** Begin **

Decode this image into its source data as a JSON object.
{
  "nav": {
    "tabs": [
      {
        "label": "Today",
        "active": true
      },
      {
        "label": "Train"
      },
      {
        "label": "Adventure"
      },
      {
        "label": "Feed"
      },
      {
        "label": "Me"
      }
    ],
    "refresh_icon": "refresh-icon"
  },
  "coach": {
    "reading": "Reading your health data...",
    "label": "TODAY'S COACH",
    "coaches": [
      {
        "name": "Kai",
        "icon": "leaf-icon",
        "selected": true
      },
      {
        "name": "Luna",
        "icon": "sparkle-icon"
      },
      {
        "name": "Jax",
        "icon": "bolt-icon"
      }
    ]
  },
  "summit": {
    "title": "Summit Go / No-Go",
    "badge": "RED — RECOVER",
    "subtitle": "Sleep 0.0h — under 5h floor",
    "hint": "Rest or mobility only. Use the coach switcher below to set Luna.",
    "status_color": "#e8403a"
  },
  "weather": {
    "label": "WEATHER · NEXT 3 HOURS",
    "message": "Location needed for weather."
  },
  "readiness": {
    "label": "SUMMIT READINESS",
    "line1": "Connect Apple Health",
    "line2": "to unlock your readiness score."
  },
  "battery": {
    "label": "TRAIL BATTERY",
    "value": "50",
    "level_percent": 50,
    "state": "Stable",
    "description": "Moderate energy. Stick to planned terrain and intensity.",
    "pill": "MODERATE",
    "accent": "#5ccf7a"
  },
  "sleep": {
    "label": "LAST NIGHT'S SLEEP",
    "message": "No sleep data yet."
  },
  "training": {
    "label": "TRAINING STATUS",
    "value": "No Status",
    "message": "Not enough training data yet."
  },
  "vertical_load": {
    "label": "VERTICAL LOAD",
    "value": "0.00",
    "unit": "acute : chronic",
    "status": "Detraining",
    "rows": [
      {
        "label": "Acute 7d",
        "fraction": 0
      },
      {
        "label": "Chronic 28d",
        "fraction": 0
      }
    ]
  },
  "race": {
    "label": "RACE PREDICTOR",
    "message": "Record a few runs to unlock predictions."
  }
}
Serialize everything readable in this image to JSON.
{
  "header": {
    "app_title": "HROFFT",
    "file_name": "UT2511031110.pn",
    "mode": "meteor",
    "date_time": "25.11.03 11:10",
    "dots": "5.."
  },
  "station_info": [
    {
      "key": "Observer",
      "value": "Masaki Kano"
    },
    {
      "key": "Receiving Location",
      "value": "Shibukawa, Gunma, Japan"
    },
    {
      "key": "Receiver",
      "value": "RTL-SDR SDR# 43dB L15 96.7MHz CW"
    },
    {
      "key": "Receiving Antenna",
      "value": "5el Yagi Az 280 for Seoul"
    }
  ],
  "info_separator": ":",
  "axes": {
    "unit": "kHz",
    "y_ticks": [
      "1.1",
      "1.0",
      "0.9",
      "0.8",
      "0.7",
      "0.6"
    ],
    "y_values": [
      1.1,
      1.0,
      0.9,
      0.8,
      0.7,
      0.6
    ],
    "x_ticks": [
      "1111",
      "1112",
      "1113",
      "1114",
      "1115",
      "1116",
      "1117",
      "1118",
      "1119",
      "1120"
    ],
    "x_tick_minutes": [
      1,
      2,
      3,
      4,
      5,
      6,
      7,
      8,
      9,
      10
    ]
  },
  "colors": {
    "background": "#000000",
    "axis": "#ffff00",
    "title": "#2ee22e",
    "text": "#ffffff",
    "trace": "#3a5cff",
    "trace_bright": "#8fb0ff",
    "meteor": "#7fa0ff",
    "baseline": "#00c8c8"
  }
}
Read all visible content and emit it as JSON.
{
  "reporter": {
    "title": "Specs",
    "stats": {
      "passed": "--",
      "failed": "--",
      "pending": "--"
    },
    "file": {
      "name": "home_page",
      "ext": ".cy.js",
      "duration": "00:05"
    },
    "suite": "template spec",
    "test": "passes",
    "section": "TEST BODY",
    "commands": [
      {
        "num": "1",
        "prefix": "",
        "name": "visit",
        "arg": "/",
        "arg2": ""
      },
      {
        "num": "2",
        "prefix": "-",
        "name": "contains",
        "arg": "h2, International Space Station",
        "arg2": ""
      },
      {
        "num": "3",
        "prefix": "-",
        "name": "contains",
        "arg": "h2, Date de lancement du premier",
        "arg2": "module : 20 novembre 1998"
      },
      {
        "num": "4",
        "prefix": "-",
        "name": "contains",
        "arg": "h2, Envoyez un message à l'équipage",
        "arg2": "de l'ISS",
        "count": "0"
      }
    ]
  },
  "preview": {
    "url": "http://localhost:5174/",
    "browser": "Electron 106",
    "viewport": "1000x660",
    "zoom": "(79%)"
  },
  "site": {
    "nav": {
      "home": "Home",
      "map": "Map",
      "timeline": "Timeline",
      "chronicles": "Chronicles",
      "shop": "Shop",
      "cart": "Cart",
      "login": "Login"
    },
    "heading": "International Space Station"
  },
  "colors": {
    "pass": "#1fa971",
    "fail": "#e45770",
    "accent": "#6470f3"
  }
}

** End **

● **Prompt**: Without omitting anything, output the entries exactly.

● **The solution**:
Decode this image into its source data as a JSON object.
{
  "nav": {
    "tabs": [
      {
        "label": "Today",
        "active": true
      },
      {
        "label": "Train"
      },
      {
        "label": "Adventure"
      },
      {
        "label": "Feed"
      },
      {
        "label": "Me"
      }
    ],
    "refresh_icon": "refresh-icon"
  },
  "coach": {
    "reading": "Reading your health data...",
    "label": "TODAY'S COACH",
    "coaches": [
      {
        "name": "Kai",
        "icon": "leaf-icon",
        "selected": true
      },
      {
        "name": "Luna",
        "icon": "sparkle-icon"
      },
      {
        "name": "Jax",
        "icon": "bolt-icon"
      }
    ]
  },
  "summit": {
    "title": "Summit Go / No-Go",
    "badge": "RED — RECOVER",
    "subtitle": "Sleep 0.0h — under 5h floor",
    "hint": "Rest or mobility only. Use the coach switcher below to set Luna.",
    "status_color": "#e8403a"
  },
  "weather": {
    "label": "WEATHER · NEXT 3 HOURS",
    "message": "Location needed for weather."
  },
  "readiness": {
    "label": "SUMMIT READINESS",
    "line1": "Connect Apple Health",
    "line2": "to unlock your readiness score."
  },
  "battery": {
    "label": "TRAIL BATTERY",
    "value": "50",
    "level_percent": 50,
    "state": "Stable",
    "description": "Moderate energy. Stick to planned terrain and intensity.",
    "pill": "MODERATE",
    "accent": "#5ccf7a"
  },
  "sleep": {
    "label": "LAST NIGHT'S SLEEP",
    "message": "No sleep data yet."
  },
  "training": {
    "label": "TRAINING STATUS",
    "value": "No Status",
    "message": "Not enough training data yet."
  },
  "vertical_load": {
    "label": "VERTICAL LOAD",
    "value": "0.00",
    "unit": "acute : chronic",
    "status": "Detraining",
    "rows": [
      {
        "label": "Acute 7d",
        "fraction": 0
      },
      {
        "label": "Chronic 28d",
        "fraction": 0
      }
    ]
  },
  "race": {
    "label": "RACE PREDICTOR",
    "message": "Record a few runs to unlock predictions."
  }
}
Serialize everything readable in this image to JSON.
{
  "header": {
    "app_title": "HROFFT",
    "file_name": "UT2511031110.pn",
    "mode": "meteor",
    "date_time": "25.11.03 11:10",
    "dots": "5.."
  },
  "station_info": [
    {
      "key": "Observer",
      "value": "Masaki Kano"
    },
    {
      "key": "Receiving Location",
      "value": "Shibukawa, Gunma, Japan"
    },
    {
      "key": "Receiver",
      "value": "RTL-SDR SDR# 43dB L15 96.7MHz CW"
    },
    {
      "key": "Receiving Antenna",
      "value": "5el Yagi Az 280 for Seoul"
    }
  ],
  "info_separator": ":",
  "axes": {
    "unit": "kHz",
    "y_ticks": [
      "1.1",
      "1.0",
      "0.9",
      "0.8",
      "0.7",
      "0.6"
    ],
    "y_values": [
      1.1,
      1.0,
      0.9,
      0.8,
      0.7,
      0.6
    ],
    "x_ticks": [
      "1111",
      "1112",
      "1113",
      "1114",
      "1115",
      "1116",
      "1117",
      "1118",
      "1119",
      "1120"
    ],
    "x_tick_minutes": [
      1,
      2,
      3,
      4,
      5,
      6,
      7,
      8,
      9,
      10
    ]
  },
  "colors": {
    "background": "#000000",
    "axis": "#ffff00",
    "title": "#2ee22e",
    "text": "#ffffff",
    "trace": "#3a5cff",
    "trace_bright": "#8fb0ff",
    "meteor": "#7fa0ff",
    "baseline": "#00c8c8"
  }
}
Read all visible content and emit it as JSON.
{
  "reporter": {
    "title": "Specs",
    "stats": {
      "passed": "--",
      "failed": "--",
      "pending": "--"
    },
    "file": {
      "name": "home_page",
      "ext": ".cy.js",
      "duration": "00:05"
    },
    "suite": "template spec",
    "test": "passes",
    "section": "TEST BODY",
    "commands": [
      {
        "num": "1",
        "prefix": "",
        "name": "visit",
        "arg": "/",
        "arg2": ""
      },
      {
        "num": "2",
        "prefix": "-",
        "name": "contains",
        "arg": "h2, International Space Station",
        "arg2": ""
      },
      {
        "num": "3",
        "prefix": "-",
        "name": "contains",
        "arg": "h2, Date de lancement du premier",
        "arg2": "module : 20 novembre 1998"
      },
      {
        "num": "4",
        "prefix": "-",
        "name": "contains",
        "arg": "h2, Envoyez un message à l'équipage",
        "arg2": "de l'ISS",
        "count": "0"
      }
    ]
  },
  "preview": {
    "url": "http://localhost:5174/",
    "browser": "Electron 106",
    "viewport": "1000x660",
    "zoom": "(79%)"
  },
  "site": {
    "nav": {
      "home": "Home",
      "map": "Map",
      "timeline": "Timeline",
      "chronicles": "Chronicles",
      "shop": "Shop",
      "cart": "Cart",
      "login": "Login"
    },
    "heading": "International Space Station"
  },
  "colors": {
    "pass": "#1fa971",
    "fail": "#e45770",
    "accent": "#6470f3"
  }
}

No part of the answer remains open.